WHAT TO DO> Pick out each line containing the string "text" and copy it.
**** RECORDS PROVIDED
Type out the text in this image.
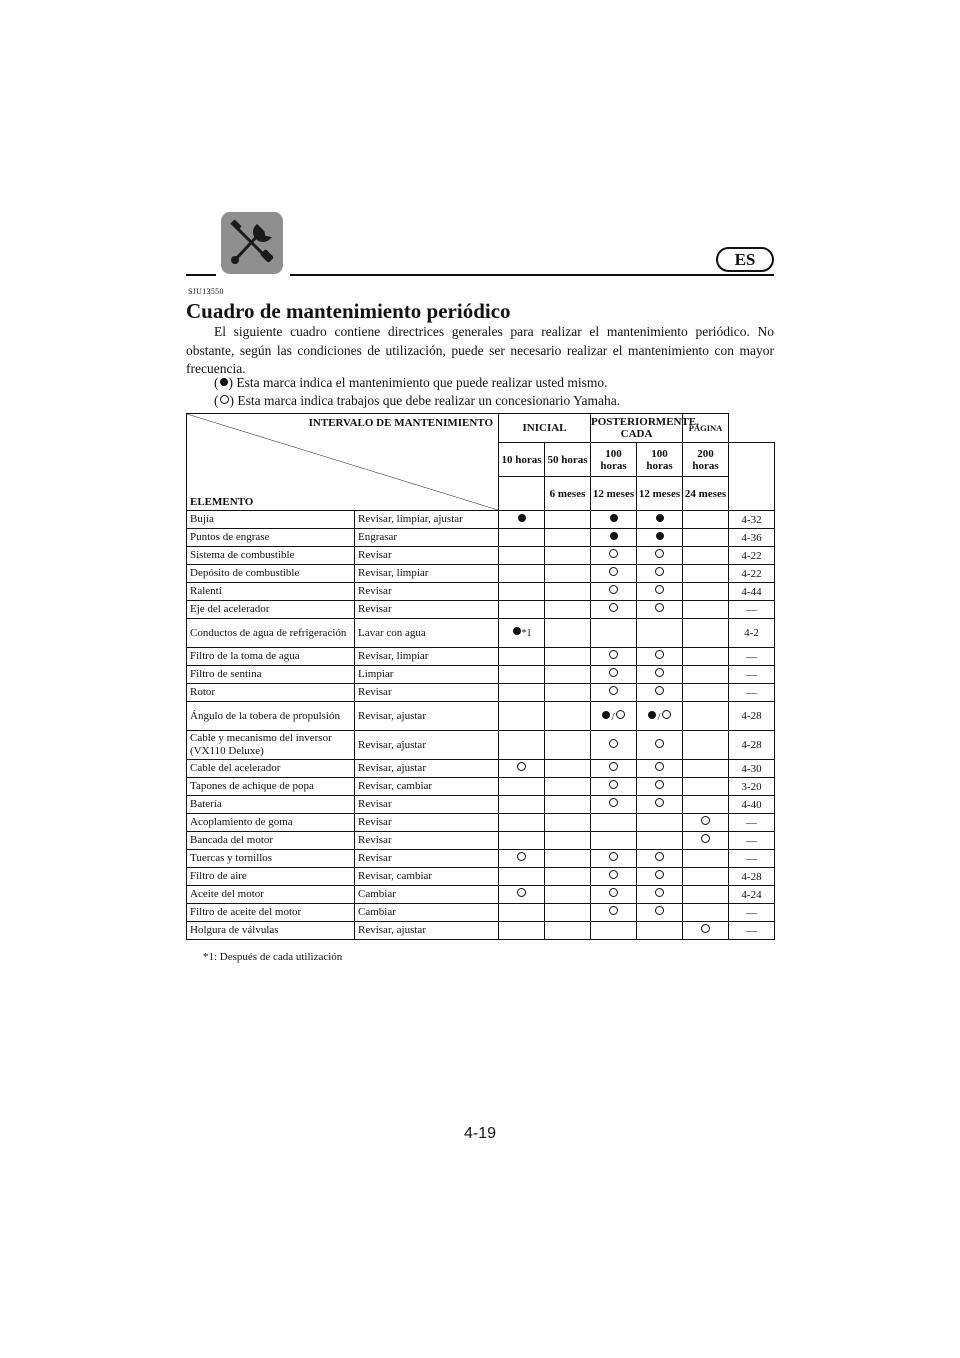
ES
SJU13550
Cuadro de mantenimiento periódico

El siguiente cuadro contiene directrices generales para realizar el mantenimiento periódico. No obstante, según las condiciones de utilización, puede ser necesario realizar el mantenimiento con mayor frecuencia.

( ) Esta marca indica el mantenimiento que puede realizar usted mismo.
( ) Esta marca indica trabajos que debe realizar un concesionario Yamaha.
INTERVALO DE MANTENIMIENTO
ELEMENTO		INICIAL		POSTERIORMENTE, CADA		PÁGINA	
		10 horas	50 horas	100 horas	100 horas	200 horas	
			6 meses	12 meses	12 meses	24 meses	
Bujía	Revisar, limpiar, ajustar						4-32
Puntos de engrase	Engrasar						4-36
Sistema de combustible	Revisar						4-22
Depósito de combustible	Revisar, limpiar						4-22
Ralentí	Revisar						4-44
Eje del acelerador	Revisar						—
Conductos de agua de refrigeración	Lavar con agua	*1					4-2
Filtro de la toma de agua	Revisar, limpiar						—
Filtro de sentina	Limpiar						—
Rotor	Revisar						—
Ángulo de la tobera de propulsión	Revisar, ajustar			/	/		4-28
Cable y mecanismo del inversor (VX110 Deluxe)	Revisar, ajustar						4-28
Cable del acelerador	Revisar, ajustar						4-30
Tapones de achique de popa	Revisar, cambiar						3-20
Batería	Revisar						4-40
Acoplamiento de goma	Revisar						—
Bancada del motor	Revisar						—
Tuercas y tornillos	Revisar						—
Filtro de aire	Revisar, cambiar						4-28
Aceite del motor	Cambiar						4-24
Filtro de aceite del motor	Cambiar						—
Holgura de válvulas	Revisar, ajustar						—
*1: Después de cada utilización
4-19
********
**** RECORDS PROVIDED
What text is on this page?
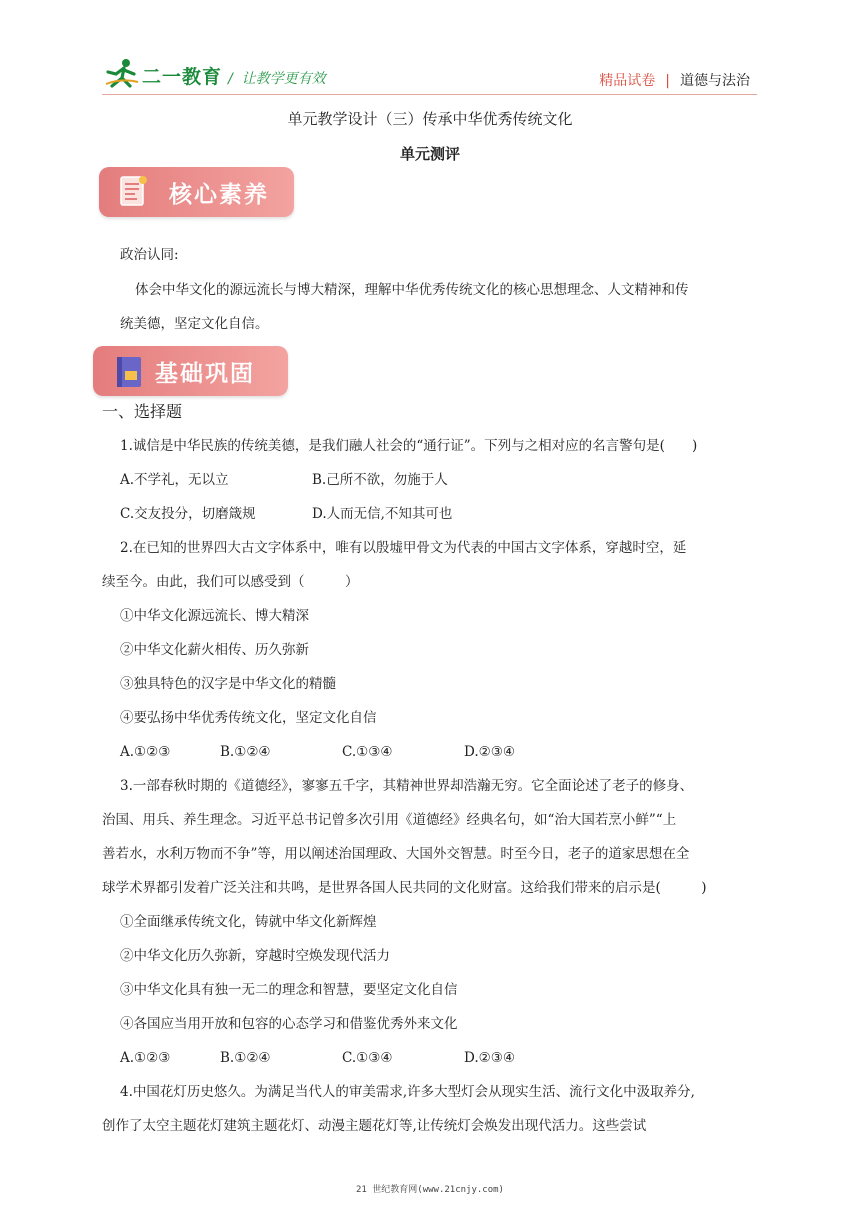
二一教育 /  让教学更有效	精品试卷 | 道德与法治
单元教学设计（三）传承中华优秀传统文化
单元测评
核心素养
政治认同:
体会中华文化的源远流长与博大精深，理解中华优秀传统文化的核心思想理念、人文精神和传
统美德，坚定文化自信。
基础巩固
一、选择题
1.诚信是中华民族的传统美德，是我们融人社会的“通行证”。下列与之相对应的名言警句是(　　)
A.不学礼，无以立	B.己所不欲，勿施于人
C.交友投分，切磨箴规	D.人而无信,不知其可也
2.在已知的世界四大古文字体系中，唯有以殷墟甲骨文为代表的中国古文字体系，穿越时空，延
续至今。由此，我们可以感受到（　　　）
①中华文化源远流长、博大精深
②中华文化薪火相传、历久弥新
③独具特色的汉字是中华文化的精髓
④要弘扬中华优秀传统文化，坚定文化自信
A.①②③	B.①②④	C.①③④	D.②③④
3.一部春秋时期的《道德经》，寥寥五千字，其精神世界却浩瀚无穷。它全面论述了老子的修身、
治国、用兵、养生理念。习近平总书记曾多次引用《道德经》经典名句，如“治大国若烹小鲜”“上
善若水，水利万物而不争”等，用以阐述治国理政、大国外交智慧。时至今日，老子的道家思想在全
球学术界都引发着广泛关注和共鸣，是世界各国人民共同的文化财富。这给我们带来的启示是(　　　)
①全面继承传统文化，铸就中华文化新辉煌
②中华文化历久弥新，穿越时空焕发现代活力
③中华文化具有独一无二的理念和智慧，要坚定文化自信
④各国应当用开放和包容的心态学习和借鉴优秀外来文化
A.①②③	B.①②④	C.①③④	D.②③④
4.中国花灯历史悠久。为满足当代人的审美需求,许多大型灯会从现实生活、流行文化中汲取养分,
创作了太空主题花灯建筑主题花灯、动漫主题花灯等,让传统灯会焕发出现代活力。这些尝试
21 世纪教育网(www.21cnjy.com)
********
RESULT>
Type out the text in this image.
What text is on this page?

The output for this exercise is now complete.